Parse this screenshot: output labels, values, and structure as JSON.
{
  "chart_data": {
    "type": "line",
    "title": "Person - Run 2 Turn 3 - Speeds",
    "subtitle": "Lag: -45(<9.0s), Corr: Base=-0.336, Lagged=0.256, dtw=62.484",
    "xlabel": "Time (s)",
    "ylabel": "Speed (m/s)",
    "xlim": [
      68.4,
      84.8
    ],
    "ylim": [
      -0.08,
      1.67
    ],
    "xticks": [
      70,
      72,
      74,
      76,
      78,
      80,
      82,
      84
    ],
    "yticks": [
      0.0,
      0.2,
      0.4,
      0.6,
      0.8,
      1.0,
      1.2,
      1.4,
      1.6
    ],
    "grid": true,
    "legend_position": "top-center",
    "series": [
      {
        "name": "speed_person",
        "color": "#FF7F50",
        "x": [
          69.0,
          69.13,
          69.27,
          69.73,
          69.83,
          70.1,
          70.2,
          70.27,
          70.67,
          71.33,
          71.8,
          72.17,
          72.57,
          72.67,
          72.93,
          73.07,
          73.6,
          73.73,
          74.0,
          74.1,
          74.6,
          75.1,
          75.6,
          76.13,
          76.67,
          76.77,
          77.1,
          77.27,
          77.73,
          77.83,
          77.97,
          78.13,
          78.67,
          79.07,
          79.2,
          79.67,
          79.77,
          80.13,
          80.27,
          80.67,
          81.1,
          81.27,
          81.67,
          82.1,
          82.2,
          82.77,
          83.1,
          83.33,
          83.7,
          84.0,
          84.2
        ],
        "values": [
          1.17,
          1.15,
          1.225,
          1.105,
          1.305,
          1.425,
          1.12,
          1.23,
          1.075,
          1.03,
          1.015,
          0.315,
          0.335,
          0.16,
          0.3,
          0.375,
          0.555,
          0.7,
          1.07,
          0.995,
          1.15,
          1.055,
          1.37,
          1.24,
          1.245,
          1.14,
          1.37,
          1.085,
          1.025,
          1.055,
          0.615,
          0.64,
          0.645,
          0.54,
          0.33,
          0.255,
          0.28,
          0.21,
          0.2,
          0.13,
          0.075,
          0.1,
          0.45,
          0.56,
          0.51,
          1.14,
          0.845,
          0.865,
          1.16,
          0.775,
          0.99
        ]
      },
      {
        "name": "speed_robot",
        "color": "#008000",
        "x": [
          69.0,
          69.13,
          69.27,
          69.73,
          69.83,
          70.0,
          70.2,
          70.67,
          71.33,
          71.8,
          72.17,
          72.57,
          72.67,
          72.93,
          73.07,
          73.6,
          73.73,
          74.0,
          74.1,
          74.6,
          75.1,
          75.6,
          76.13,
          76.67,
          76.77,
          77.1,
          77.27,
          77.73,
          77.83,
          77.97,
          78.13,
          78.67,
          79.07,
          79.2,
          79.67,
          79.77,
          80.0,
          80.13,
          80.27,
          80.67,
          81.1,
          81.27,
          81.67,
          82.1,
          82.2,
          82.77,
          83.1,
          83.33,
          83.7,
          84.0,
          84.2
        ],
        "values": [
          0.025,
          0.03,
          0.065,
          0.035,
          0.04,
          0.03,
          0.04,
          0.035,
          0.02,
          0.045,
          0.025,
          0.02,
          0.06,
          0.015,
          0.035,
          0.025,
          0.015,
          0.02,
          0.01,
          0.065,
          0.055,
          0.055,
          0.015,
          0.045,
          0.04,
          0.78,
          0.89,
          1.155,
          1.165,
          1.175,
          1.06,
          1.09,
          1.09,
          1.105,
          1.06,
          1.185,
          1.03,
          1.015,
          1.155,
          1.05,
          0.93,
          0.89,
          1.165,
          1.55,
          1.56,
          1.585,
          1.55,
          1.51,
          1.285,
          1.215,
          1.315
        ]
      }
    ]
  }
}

##############################

WHAT YOU HAVE TO DO -
Write out the whole listing again. Match it word for word.

THE RESULT -
Parse this screenshot: output labels, values, and structure as JSON.
{
  "chart_data": {
    "type": "line",
    "title": "Person - Run 2 Turn 3 - Speeds",
    "subtitle": "Lag: -45(<9.0s), Corr: Base=-0.336, Lagged=0.256, dtw=62.484",
    "xlabel": "Time (s)",
    "ylabel": "Speed (m/s)",
    "xlim": [
      68.4,
      84.8
    ],
    "ylim": [
      -0.08,
      1.67
    ],
    "xticks": [
      70,
      72,
      74,
      76,
      78,
      80,
      82,
      84
    ],
    "yticks": [
      0.0,
      0.2,
      0.4,
      0.6,
      0.8,
      1.0,
      1.2,
      1.4,
      1.6
    ],
    "grid": true,
    "legend_position": "top-center",
    "series": [
      {
        "name": "speed_person",
        "color": "#FF7F50",
        "x": [
          69.0,
          69.13,
          69.27,
          69.73,
          69.83,
          70.1,
          70.2,
          70.27,
          70.67,
          71.33,
          71.8,
          72.17,
          72.57,
          72.67,
          72.93,
          73.07,
          73.6,
          73.73,
          74.0,
          74.1,
          74.6,
          75.1,
          75.6,
          76.13,
          76.67,
          76.77,
          77.1,
          77.27,
          77.73,
          77.83,
          77.97,
          78.13,
          78.67,
          79.07,
          79.2,
          79.67,
          79.77,
          80.13,
          80.27,
          80.67,
          81.1,
          81.27,
          81.67,
          82.1,
          82.2,
          82.77,
          83.1,
          83.33,
          83.7,
          84.0,
          84.2
        ],
        "values": [
          1.17,
          1.15,
          1.225,
          1.105,
          1.305,
          1.425,
          1.12,
          1.23,
          1.075,
          1.03,
          1.015,
          0.315,
          0.335,
          0.16,
          0.3,
          0.375,
          0.555,
          0.7,
          1.07,
          0.995,
          1.15,
          1.055,
          1.37,
          1.24,
          1.245,
          1.14,
          1.37,
          1.085,
          1.025,
          1.055,
          0.615,
          0.64,
          0.645,
          0.54,
          0.33,
          0.255,
          0.28,
          0.21,
          0.2,
          0.13,
          0.075,
          0.1,
          0.45,
          0.56,
          0.51,
          1.14,
          0.845,
          0.865,
          1.16,
          0.775,
          0.99
        ]
      },
      {
        "name": "speed_robot",
        "color": "#008000",
        "x": [
          69.0,
          69.13,
          69.27,
          69.73,
          69.83,
          70.0,
          70.2,
          70.67,
          71.33,
          71.8,
          72.17,
          72.57,
          72.67,
          72.93,
          73.07,
          73.6,
          73.73,
          74.0,
          74.1,
          74.6,
          75.1,
          75.6,
          76.13,
          76.67,
          76.77,
          77.1,
          77.27,
          77.73,
          77.83,
          77.97,
          78.13,
          78.67,
          79.07,
          79.2,
          79.67,
          79.77,
          80.0,
          80.13,
          80.27,
          80.67,
          81.1,
          81.27,
          81.67,
          82.1,
          82.2,
          82.77,
          83.1,
          83.33,
          83.7,
          84.0,
          84.2
        ],
        "values": [
          0.025,
          0.03,
          0.065,
          0.035,
          0.04,
          0.03,
          0.04,
          0.035,
          0.02,
          0.045,
          0.025,
          0.02,
          0.06,
          0.015,
          0.035,
          0.025,
          0.015,
          0.02,
          0.01,
          0.065,
          0.055,
          0.055,
          0.015,
          0.045,
          0.04,
          0.78,
          0.89,
          1.155,
          1.165,
          1.175,
          1.06,
          1.09,
          1.09,
          1.105,
          1.06,
          1.185,
          1.03,
          1.015,
          1.155,
          1.05,
          0.93,
          0.89,
          1.165,
          1.55,
          1.56,
          1.585,
          1.55,
          1.51,
          1.285,
          1.215,
          1.315
        ]
      }
    ]
  }
}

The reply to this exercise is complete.